__Problem statement__:
Print every entry, word for word, and skip the images.

__Items__:
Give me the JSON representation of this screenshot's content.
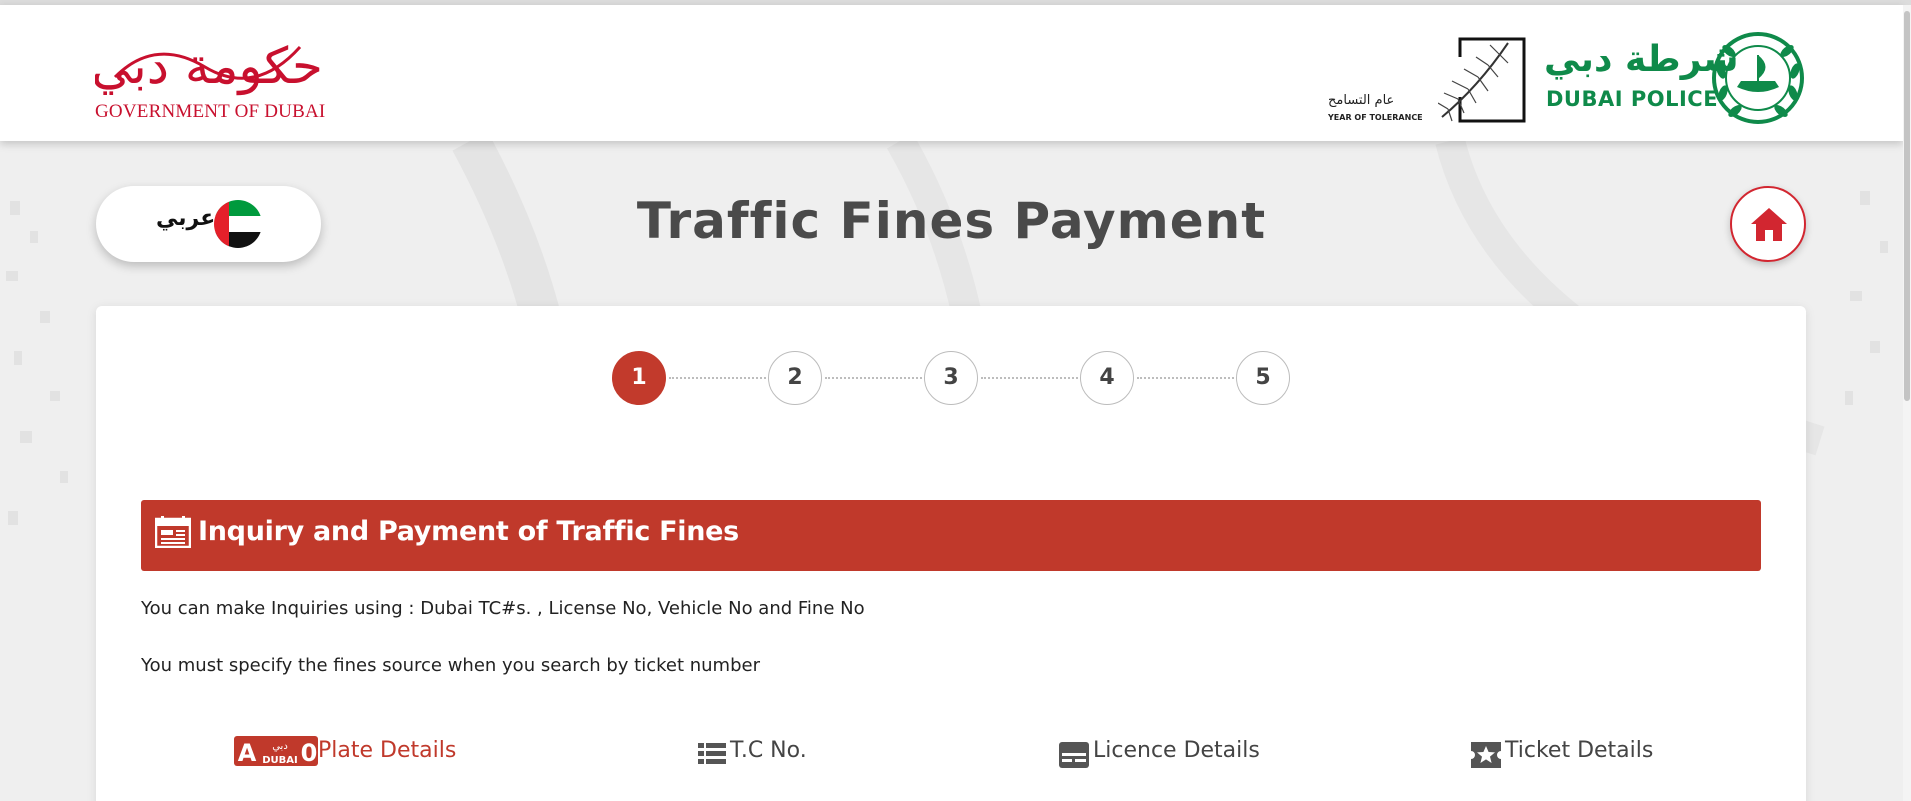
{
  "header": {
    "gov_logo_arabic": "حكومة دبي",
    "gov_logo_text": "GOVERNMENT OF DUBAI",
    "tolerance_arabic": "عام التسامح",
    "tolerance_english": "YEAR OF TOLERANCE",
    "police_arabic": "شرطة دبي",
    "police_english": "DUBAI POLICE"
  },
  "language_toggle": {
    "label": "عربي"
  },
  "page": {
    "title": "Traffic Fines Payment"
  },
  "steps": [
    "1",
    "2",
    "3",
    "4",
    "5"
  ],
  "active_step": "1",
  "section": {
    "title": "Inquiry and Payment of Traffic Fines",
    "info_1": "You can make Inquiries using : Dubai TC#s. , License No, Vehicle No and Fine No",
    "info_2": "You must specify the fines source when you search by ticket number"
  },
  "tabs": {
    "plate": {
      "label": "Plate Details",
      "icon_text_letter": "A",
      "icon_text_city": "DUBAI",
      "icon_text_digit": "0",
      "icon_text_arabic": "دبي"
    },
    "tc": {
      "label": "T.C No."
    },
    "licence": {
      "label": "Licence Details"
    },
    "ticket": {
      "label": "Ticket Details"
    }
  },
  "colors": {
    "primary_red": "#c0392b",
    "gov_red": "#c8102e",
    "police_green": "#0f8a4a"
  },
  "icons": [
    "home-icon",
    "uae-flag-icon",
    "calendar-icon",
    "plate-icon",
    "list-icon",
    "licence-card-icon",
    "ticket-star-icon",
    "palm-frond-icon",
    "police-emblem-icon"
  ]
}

__Correct output__:
Give me the JSON representation of this screenshot's content.
{
  "header": {
    "gov_logo_arabic": "حكومة دبي",
    "gov_logo_text": "GOVERNMENT OF DUBAI",
    "tolerance_arabic": "عام التسامح",
    "tolerance_english": "YEAR OF TOLERANCE",
    "police_arabic": "شرطة دبي",
    "police_english": "DUBAI POLICE"
  },
  "language_toggle": {
    "label": "عربي"
  },
  "page": {
    "title": "Traffic Fines Payment"
  },
  "steps": [
    "1",
    "2",
    "3",
    "4",
    "5"
  ],
  "active_step": "1",
  "section": {
    "title": "Inquiry and Payment of Traffic Fines",
    "info_1": "You can make Inquiries using : Dubai TC#s. , License No, Vehicle No and Fine No",
    "info_2": "You must specify the fines source when you search by ticket number"
  },
  "tabs": {
    "plate": {
      "label": "Plate Details",
      "icon_text_letter": "A",
      "icon_text_city": "DUBAI",
      "icon_text_digit": "0",
      "icon_text_arabic": "دبي"
    },
    "tc": {
      "label": "T.C No."
    },
    "licence": {
      "label": "Licence Details"
    },
    "ticket": {
      "label": "Ticket Details"
    }
  },
  "colors": {
    "primary_red": "#c0392b",
    "gov_red": "#c8102e",
    "police_green": "#0f8a4a"
  },
  "icons": [
    "home-icon",
    "uae-flag-icon",
    "calendar-icon",
    "plate-icon",
    "list-icon",
    "licence-card-icon",
    "ticket-star-icon",
    "palm-frond-icon",
    "police-emblem-icon"
  ]
}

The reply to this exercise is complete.